Written exercise: Pull out each line of the data that includes the word "sweep".

------ Exercise data

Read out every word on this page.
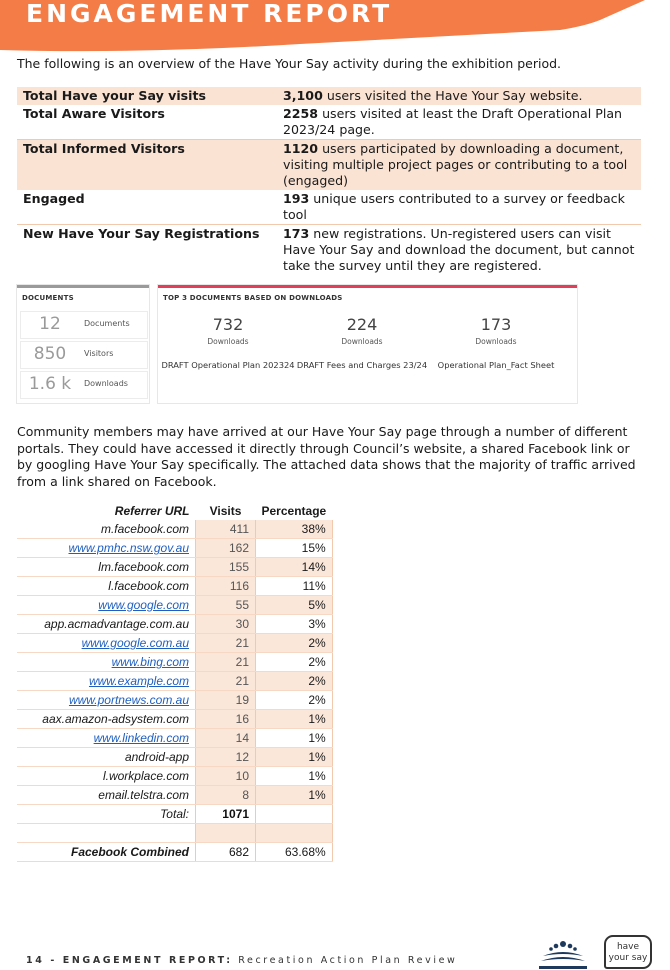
ENGAGEMENT REPORT
The following is an overview of the Have Your Say activity during the exhibition period.
Total Have your Say visits	3,100 users visited the Have Your Say website.
Total Aware Visitors	2258 users visited at least the Draft Operational Plan 2023/24 page.
Total Informed Visitors	1120 users participated by downloading a document, visiting multiple project pages or contributing to a tool (engaged)
Engaged	193 unique users contributed to a survey or feedback tool
New Have Your Say Registrations	173 new registrations. Un-registered users can visit Have Your Say and download the document, but cannot take the survey until they are registered.
DOCUMENTS
12	Documents
850	Visitors
1.6 k	Downloads
TOP 3 DOCUMENTS BASED ON DOWNLOADS
732
Downloads
DRAFT Operational Plan 202324
224
Downloads
DRAFT Fees and Charges 23/24
173
Downloads
Operational Plan_Fact Sheet
Community members may have arrived at our Have Your Say page through a number of different portals. They could have accessed it directly through Council’s website, a shared Facebook link or by googling Have Your Say specifically. The attached data shows that the majority of traffic arrived from a link shared on Facebook.
Referrer URL	Visits	Percentage
m.facebook.com	411	38%
www.pmhc.nsw.gov.au	162	15%
lm.facebook.com	155	14%
l.facebook.com	116	11%
www.google.com	55	5%
app.acmadvantage.com.au	30	3%
www.google.com.au	21	2%
www.bing.com	21	2%
www.example.com	21	2%
www.portnews.com.au	19	2%
aax.amazon-adsystem.com	16	1%
www.linkedin.com	14	1%
android-app	12	1%
l.workplace.com	10	1%
email.telstra.com	8	1%
Total:	1071	

Facebook Combined	682	63.68%
14 - ENGAGEMENT REPORT: Recreation Action Plan Review
have
your say
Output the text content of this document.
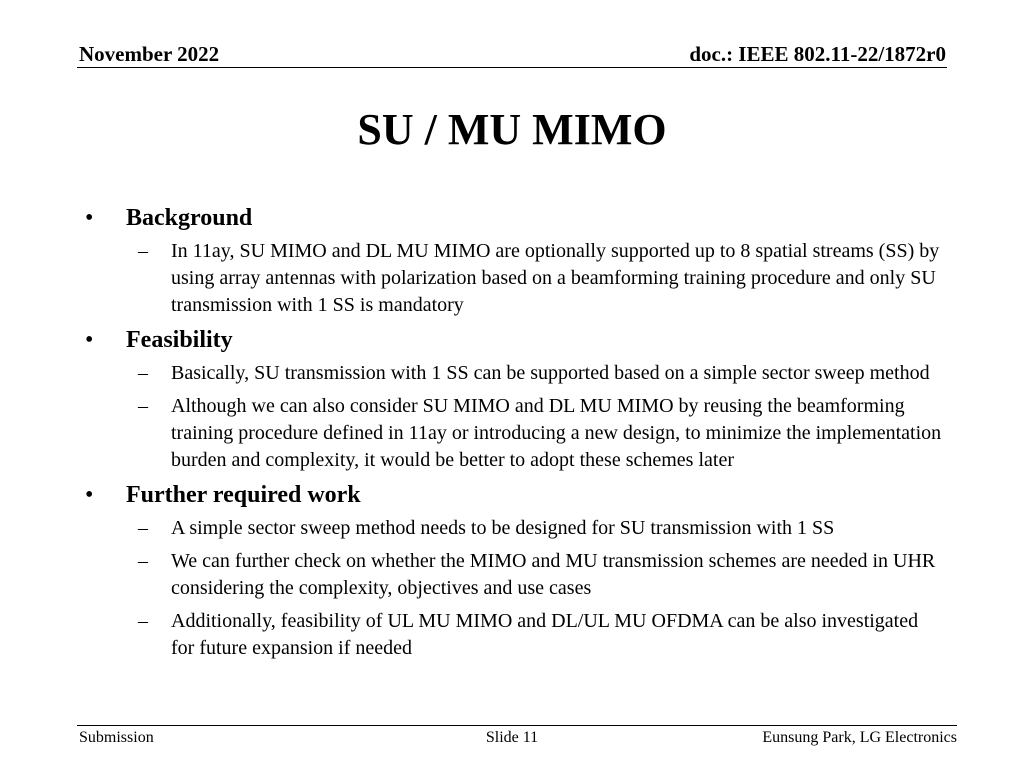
November 2022	doc.: IEEE 802.11-22/1872r0
SU / MU MIMO
• Background
– In 11ay, SU MIMO and DL MU MIMO are optionally supported up to 8 spatial streams (SS) by using array antennas with polarization based on a beamforming training procedure and only SU transmission with 1 SS is mandatory
• Feasibility
– Basically, SU transmission with 1 SS can be supported based on a simple sector sweep method
– Although we can also consider SU MIMO and DL MU MIMO by reusing the beamforming training procedure defined in 11ay or introducing a new design, to minimize the implementation burden and complexity, it would be better to adopt these schemes later
• Further required work
– A simple sector sweep method needs to be designed for SU transmission with 1 SS
– We can further check on whether the MIMO and MU transmission schemes are needed in UHR considering the complexity, objectives and use cases
– Additionally, feasibility of UL MU MIMO and DL/UL MU OFDMA can be also investigated for future expansion if needed
Submission	Slide 11	Eunsung Park, LG Electronics
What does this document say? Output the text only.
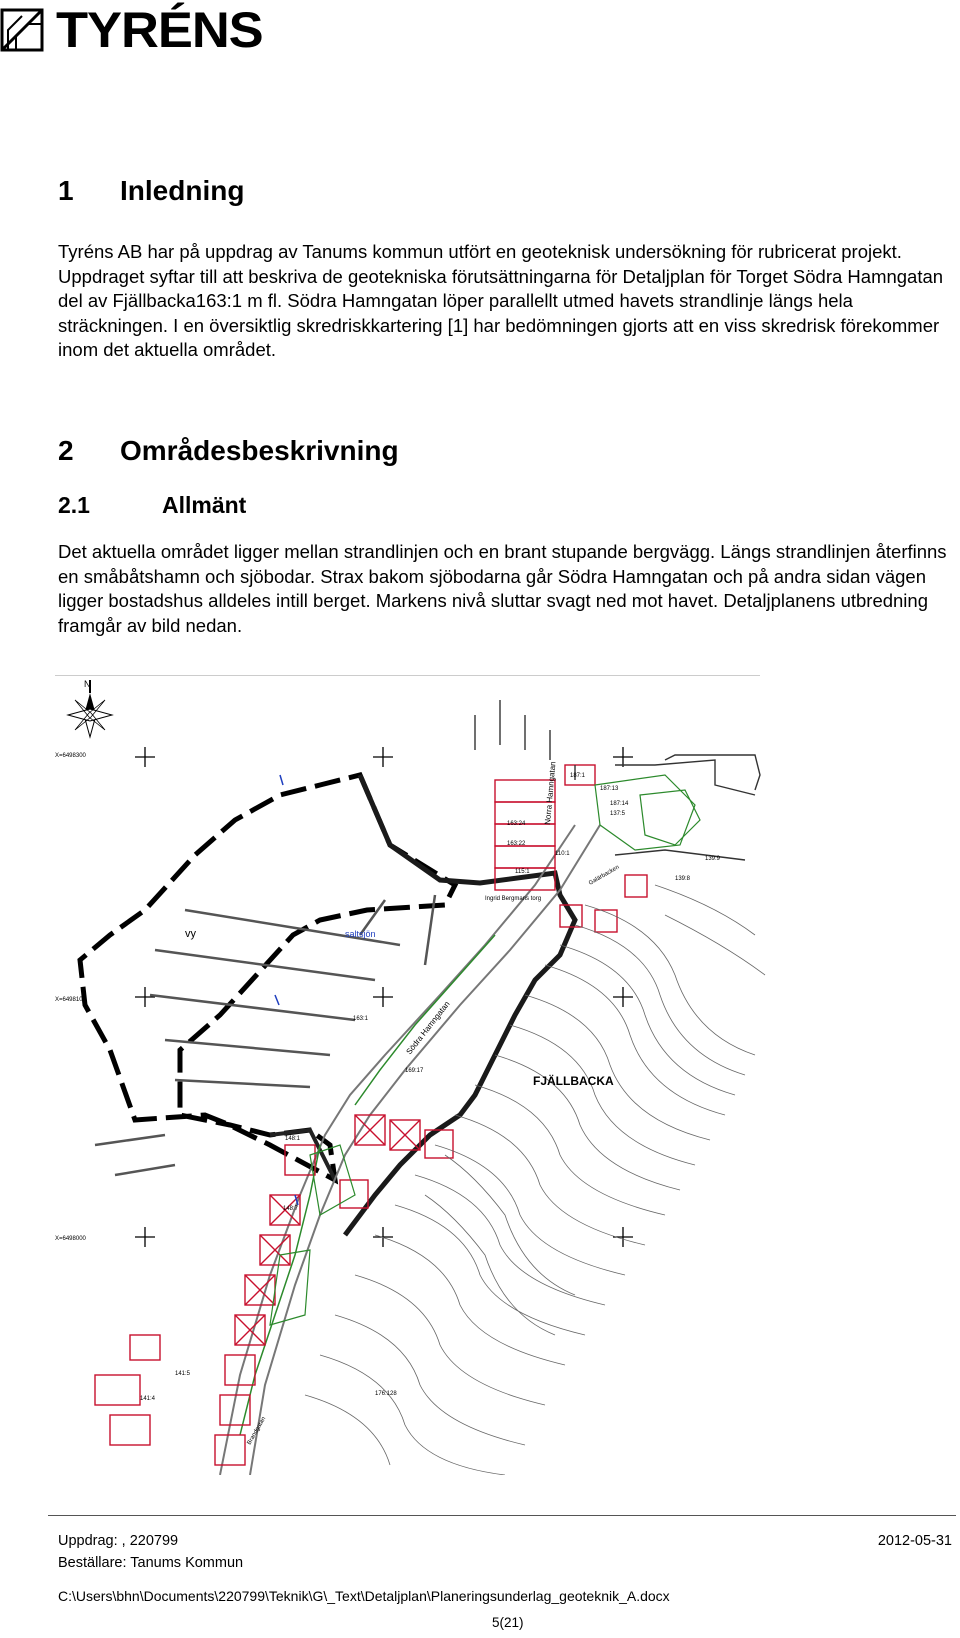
TYRÉNS
1 Inledning
Tyréns AB har på uppdrag av Tanums kommun utfört en geoteknisk undersökning för rubricerat projekt. Uppdraget syftar till att beskriva de geotekniska förutsättningarna för Detaljplan för Torget Södra Hamngatan del av Fjällbacka163:1 m fl. Södra Hamngatan löper parallellt utmed havets strandlinje längs hela sträckningen. I en översiktlig skredriskkartering [1] har bedömningen gjorts att en viss skredrisk förekommer inom det aktuella området.
2 Områdesbeskrivning
2.1	Allmänt
Det aktuella området ligger mellan strandlinjen och en brant stupande bergvägg. Längs strandlinjen återfinns en småbåtshamn och sjöbodar. Strax bakom sjöbodarna går Södra Hamngatan och på andra sidan vägen ligger bostadshus alldeles intill berget. Markens nivå sluttar svagt ned mot havet. Detaljplanens utbredning framgår av bild nedan.
N
X=6498300
X=6498100
X=6498000
saltsjön
vy
FJÄLLBACKA
Södra Hamngatan
Norra Hamngatan
Ingrid Bergmans torg
Galärbacken
Brandgatan
187:1
187:13
137:5
110:1
139:8
139:9
163:24
163:22
163:1
115:1
169:17
148:7
148:1
141:5
141:4
176:128
187:14
Uppdrag: , 220799
Beställare: Tanums Kommun
2012-05-31
C:\Users\bhn\Documents\220799\Teknik\G\_Text\Detaljplan\Planeringsunderlag_geoteknik_A.docx
5(21)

------------

Solution for this task:
– Basically, SU transmission with 1 SS can be supported based on a simple sector sweep method
– A simple sector sweep method needs to be designed for SU transmission with 1 SS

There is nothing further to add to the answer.